Pick out each line containing the string "from" and copy it.
>>>>>
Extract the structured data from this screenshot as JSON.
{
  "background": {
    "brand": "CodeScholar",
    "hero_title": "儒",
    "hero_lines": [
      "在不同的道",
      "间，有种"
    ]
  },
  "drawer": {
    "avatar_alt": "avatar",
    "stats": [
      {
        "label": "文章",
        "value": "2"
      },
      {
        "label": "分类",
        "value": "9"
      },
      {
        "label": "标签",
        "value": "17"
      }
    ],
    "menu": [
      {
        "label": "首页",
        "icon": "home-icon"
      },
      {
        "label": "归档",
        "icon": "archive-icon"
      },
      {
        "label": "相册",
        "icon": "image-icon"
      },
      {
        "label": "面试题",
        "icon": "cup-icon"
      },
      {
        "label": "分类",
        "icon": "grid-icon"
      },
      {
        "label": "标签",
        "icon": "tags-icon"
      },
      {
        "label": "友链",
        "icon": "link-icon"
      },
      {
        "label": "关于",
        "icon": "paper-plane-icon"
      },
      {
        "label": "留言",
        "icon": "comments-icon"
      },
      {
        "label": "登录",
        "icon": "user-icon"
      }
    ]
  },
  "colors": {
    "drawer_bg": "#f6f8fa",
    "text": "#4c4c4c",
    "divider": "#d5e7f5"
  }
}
<<<<<
>>>>>
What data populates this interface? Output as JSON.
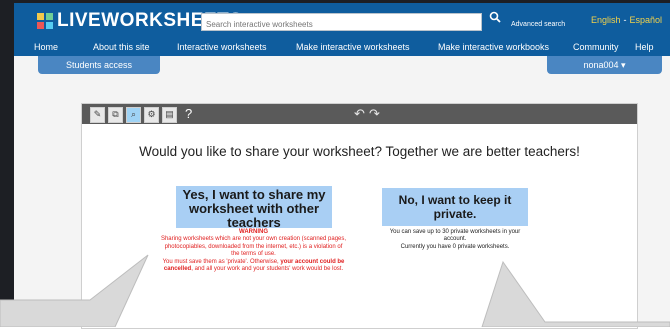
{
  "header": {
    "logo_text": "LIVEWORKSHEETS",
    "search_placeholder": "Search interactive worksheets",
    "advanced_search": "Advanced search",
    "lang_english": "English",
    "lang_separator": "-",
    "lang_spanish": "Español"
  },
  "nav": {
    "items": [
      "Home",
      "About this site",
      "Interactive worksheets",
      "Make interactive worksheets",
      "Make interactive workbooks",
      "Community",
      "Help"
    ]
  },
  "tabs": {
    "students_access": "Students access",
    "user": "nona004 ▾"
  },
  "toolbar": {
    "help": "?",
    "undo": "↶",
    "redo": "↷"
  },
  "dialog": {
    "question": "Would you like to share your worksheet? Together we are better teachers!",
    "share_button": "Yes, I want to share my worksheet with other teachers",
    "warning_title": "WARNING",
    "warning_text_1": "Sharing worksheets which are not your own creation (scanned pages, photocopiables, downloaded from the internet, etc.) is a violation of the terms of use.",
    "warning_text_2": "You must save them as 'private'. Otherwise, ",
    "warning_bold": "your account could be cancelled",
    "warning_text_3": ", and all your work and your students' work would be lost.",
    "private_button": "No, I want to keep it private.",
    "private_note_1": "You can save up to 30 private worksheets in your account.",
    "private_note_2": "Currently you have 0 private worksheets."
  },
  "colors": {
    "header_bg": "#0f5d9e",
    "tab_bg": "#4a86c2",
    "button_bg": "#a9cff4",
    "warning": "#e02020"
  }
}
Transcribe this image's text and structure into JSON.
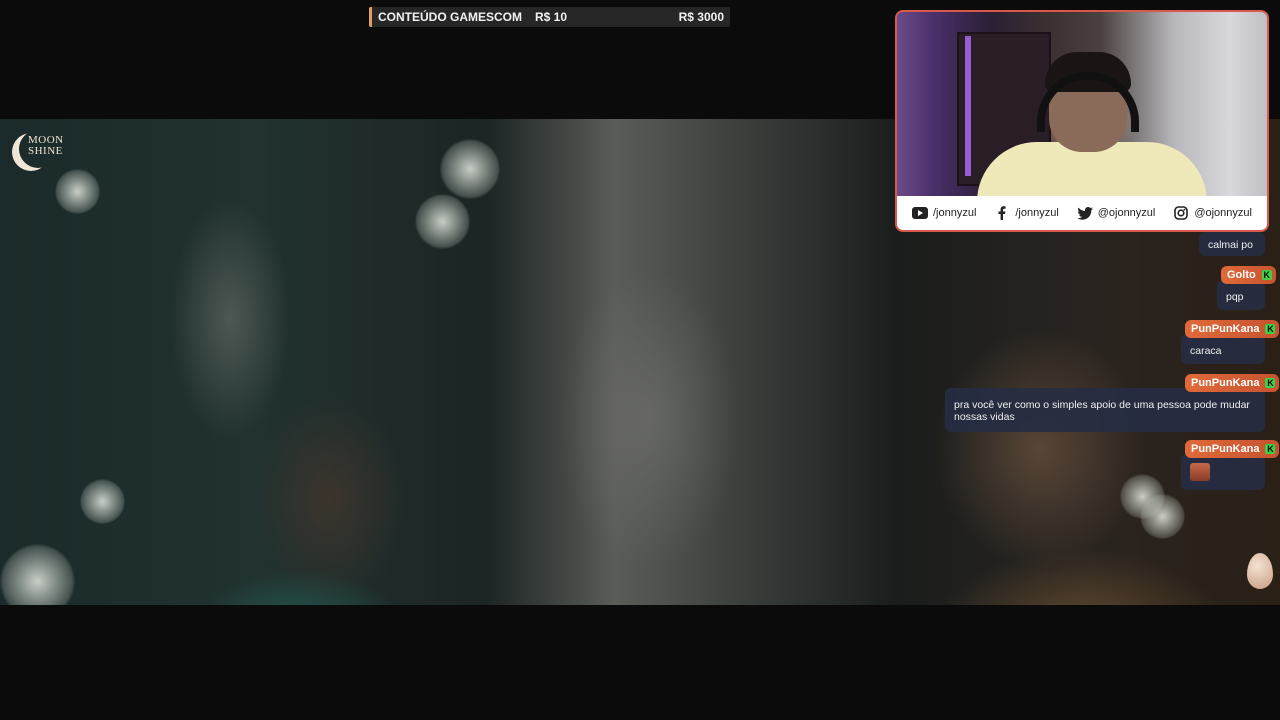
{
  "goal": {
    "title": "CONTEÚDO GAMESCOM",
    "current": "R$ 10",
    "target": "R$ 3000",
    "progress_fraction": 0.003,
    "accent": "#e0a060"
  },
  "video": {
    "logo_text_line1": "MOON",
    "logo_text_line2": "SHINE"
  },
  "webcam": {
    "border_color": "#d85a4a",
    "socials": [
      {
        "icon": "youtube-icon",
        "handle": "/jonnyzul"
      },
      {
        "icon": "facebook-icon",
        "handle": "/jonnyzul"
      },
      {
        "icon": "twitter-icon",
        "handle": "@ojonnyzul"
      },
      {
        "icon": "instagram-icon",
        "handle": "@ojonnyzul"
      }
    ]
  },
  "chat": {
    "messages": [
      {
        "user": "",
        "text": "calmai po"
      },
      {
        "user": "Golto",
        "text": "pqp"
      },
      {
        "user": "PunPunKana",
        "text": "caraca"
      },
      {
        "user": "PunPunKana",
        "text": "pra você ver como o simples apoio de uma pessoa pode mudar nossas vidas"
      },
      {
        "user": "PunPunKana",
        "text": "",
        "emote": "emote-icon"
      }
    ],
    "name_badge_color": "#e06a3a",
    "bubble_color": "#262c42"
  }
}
<<<<<
>>>>>
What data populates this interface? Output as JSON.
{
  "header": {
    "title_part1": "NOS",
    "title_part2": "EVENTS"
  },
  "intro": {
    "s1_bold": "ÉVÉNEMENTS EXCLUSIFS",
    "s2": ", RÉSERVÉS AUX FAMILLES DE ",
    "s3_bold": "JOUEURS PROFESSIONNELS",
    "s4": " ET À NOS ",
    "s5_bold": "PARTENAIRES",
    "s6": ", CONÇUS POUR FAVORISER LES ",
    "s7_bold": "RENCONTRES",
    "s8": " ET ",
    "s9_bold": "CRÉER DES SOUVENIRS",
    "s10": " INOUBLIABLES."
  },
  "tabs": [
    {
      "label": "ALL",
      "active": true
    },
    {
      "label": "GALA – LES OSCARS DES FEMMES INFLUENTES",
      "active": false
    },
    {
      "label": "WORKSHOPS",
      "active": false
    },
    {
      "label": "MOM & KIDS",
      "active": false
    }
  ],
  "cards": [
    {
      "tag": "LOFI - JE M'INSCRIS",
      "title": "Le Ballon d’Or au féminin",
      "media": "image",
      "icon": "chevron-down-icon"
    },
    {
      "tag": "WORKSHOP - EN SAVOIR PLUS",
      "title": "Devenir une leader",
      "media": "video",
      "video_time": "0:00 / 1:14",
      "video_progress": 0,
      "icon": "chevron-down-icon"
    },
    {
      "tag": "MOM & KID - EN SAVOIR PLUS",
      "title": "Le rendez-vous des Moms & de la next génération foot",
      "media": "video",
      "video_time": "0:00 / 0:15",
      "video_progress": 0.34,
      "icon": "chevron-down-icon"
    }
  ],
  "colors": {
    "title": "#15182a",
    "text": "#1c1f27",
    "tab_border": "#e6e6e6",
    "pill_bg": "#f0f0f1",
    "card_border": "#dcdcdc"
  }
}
<<<<<
→ **EXERCISE RESPONSE**
Extract the structured data from this screenshot as JSON.
    "warning_text_1": "Sharing worksheets which are not your own creation (scanned pages, photocopiables, downloaded from the internet, etc.) is a violation of the terms of use.",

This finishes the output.